-- begin --

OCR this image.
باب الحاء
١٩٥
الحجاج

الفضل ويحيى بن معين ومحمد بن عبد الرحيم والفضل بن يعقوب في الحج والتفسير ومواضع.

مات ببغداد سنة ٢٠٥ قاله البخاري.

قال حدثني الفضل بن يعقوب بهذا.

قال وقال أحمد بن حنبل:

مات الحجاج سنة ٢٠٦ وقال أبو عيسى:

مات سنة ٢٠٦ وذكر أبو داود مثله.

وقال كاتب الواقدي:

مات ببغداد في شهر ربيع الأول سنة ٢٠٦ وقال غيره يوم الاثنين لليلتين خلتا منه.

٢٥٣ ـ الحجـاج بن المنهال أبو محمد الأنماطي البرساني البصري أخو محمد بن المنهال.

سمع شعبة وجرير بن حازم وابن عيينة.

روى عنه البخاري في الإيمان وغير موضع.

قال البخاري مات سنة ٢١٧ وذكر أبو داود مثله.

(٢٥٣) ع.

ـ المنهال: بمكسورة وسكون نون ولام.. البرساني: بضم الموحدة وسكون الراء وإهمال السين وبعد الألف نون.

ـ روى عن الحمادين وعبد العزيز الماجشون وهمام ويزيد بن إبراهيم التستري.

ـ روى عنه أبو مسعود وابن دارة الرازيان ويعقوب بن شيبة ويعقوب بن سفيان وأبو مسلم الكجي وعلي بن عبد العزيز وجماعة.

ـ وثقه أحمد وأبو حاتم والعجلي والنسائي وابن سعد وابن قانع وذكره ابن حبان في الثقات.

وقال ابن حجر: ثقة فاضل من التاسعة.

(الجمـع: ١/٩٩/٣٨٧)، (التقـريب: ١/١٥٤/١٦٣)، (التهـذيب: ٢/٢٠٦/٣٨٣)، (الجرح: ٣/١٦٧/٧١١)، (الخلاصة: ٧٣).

-- end --

**Exercise instructions**
Retype every record above exactly as it appears.

**Task result**
OCR this image.
باب الحاء
١٩٥
الحجاج

الفضل ويحيى بن معين ومحمد بن عبد الرحيم والفضل بن يعقوب في الحج والتفسير ومواضع.

مات ببغداد سنة ٢٠٥ قاله البخاري.

قال حدثني الفضل بن يعقوب بهذا.

قال وقال أحمد بن حنبل:

مات الحجاج سنة ٢٠٦ وقال أبو عيسى:

مات سنة ٢٠٦ وذكر أبو داود مثله.

وقال كاتب الواقدي:

مات ببغداد في شهر ربيع الأول سنة ٢٠٦ وقال غيره يوم الاثنين لليلتين خلتا منه.

٢٥٣ ـ الحجـاج بن المنهال أبو محمد الأنماطي البرساني البصري أخو محمد بن المنهال.

سمع شعبة وجرير بن حازم وابن عيينة.

روى عنه البخاري في الإيمان وغير موضع.

قال البخاري مات سنة ٢١٧ وذكر أبو داود مثله.

(٢٥٣) ع.

ـ المنهال: بمكسورة وسكون نون ولام.. البرساني: بضم الموحدة وسكون الراء وإهمال السين وبعد الألف نون.

ـ روى عن الحمادين وعبد العزيز الماجشون وهمام ويزيد بن إبراهيم التستري.

ـ روى عنه أبو مسعود وابن دارة الرازيان ويعقوب بن شيبة ويعقوب بن سفيان وأبو مسلم الكجي وعلي بن عبد العزيز وجماعة.

ـ وثقه أحمد وأبو حاتم والعجلي والنسائي وابن سعد وابن قانع وذكره ابن حبان في الثقات.

وقال ابن حجر: ثقة فاضل من التاسعة.

(الجمـع: ١/٩٩/٣٨٧)، (التقـريب: ١/١٥٤/١٦٣)، (التهـذيب: ٢/٢٠٦/٣٨٣)، (الجرح: ٣/١٦٧/٧١١)، (الخلاصة: ٧٣).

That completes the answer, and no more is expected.